Source passage:
┄┄┄┄┄┄
Our Age of Late Antiquity
bio: Hans Kellner teaches Rhetoric and other things in the English department at UTA. He's the author of Language and Historical Representation and co-editor of A New Philosophy of History: Essays in Postmodern History with Frank Ankersmit.
abstract: The world of postmodernity resembles Byzantium in late antiquity. The power of a Bill Gates is that of condescension, as the god-like Byzantium emperor was entreated to bow to aid his subjects. The over-wrought style of a Baudrillard, who announces the death of the social, matches a fourth-century historian who describes a similar world. The darkness of these visions foresee a Dark Age of violence, superstition, and radical decentralization.
'Batter My [Flaming] Heart': Male Masochism in Religious Lyrics of Donne and Crashaw
Lisa S. Starks
bio: Lisa S. Starks is an assistant professor of English at Texas A&M University-Commerce. She has published on Renaissance drama, gender theory, and film, in book collections and in periodicals such as Theatre Journal and Post Script. Forthcoming publications include an article on Marlowe's Tamburlaine in Marlowe, History, and Sexuality: New Essays on Christopher Marlowe, ed. Paul Whitfield White (AMS), and on Shakespeare's Antony and Cleopatra in Literature and Psychology. Currently, she is guest editing two special issues of Post Script on Shakespeare and film and compiling a book collection on the same topic.
┄┄┄┄┄┄
[Document understanding data]
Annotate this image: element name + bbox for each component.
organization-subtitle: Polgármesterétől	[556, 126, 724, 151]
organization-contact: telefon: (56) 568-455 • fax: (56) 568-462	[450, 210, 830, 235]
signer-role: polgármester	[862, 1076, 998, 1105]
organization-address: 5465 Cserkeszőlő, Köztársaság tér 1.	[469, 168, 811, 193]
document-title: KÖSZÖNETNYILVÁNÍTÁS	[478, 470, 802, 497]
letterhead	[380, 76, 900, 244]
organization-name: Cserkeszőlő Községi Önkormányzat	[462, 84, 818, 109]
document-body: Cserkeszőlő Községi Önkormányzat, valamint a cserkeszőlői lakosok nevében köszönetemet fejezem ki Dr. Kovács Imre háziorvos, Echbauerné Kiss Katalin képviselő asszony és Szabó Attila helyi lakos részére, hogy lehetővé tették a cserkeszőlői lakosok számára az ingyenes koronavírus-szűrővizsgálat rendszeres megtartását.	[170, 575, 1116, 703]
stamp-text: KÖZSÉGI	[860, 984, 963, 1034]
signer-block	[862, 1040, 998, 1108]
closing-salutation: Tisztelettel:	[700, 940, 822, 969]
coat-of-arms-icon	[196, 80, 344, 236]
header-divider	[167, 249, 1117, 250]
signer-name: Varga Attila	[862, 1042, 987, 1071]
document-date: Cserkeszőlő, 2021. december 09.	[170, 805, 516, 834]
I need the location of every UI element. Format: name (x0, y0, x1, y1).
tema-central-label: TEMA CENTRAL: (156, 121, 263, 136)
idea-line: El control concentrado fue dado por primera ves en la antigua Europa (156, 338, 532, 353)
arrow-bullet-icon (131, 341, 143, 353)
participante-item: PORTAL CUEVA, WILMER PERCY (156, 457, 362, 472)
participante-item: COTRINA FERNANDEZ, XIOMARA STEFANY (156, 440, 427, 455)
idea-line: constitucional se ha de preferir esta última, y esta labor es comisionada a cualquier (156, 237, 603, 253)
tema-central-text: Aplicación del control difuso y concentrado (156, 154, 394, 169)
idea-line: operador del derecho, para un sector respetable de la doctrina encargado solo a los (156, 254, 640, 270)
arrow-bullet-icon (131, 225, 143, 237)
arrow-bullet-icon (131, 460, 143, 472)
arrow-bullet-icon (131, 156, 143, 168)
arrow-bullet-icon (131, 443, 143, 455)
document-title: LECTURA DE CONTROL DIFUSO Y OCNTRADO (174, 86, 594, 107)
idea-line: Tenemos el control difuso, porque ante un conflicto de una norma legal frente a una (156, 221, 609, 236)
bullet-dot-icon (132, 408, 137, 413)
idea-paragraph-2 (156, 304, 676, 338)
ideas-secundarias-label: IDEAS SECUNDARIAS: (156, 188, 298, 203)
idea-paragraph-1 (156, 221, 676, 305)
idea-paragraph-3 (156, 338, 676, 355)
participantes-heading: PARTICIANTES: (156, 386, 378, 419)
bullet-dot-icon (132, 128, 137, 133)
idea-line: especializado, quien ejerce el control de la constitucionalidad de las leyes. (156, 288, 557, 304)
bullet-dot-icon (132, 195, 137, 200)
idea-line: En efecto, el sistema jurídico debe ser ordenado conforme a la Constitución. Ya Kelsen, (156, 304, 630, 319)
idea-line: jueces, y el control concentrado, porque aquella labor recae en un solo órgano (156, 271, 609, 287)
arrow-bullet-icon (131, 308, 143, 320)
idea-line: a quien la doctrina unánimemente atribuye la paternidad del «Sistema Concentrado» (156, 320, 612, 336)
┄┄┄┄┄┄
What to work on:
**1)** Answer these questions from the contributor entries:
(a) In which department at UTA does Hans Kellner teach?
(b) In Kellner's abstract, to whom is the power of a Bill Gates compared?
(c) At which university is Lisa S. Starks an assistant professor?
**2)** Write a continuation of the contributor entries that picks up right after the last sentence.
The rows have no connection to the contributor entries.

Written answers:
**1)**
(a) The English department.
(b) The god-like Byzantine emperor, who was entreated to bow to aid his subjects.
(c) Texas A&M University-Commerce.

**2)**
abstract: Donne and Crashaw, deeply implicated in the the masochistic fantasies underlying Christian mysticism, infuse the spiritual with the erotic and attempt to "remake themselves" in relation to the wounded body of Christ. They contrast, however, in their strains of Christian and erotic masochism. Although both poets desire the body of Christ as a figure of identification and an erotic object, they differ in how they deal with the ramifications of this desire and its subversive potential. Donne's masochism checks itself by transforming into a sadistic mode of aggression, which enables the poet to resituate himself into the Oedipal framework of Christianity; conversely, Crashaw's masochism transgresses these limits, exposing the "perversity" underlying dominant modes of human desire and Christian mysticism itself.
Gilles Deleuze: A Con-Text
bio: Hold a BA and MA in English from Bowling Green State University. Currently finishing PhD in Comparative Literature at SUNY Stony Brook. Primary areas of work and interest, disparate as they are, are literary and cultural theory, feminist theory, science fiction. Dissertation will be on Mexican and Latino representations of identity in novels since 1948. Hobbies are playing with web pages, keyboards and Keeshonds.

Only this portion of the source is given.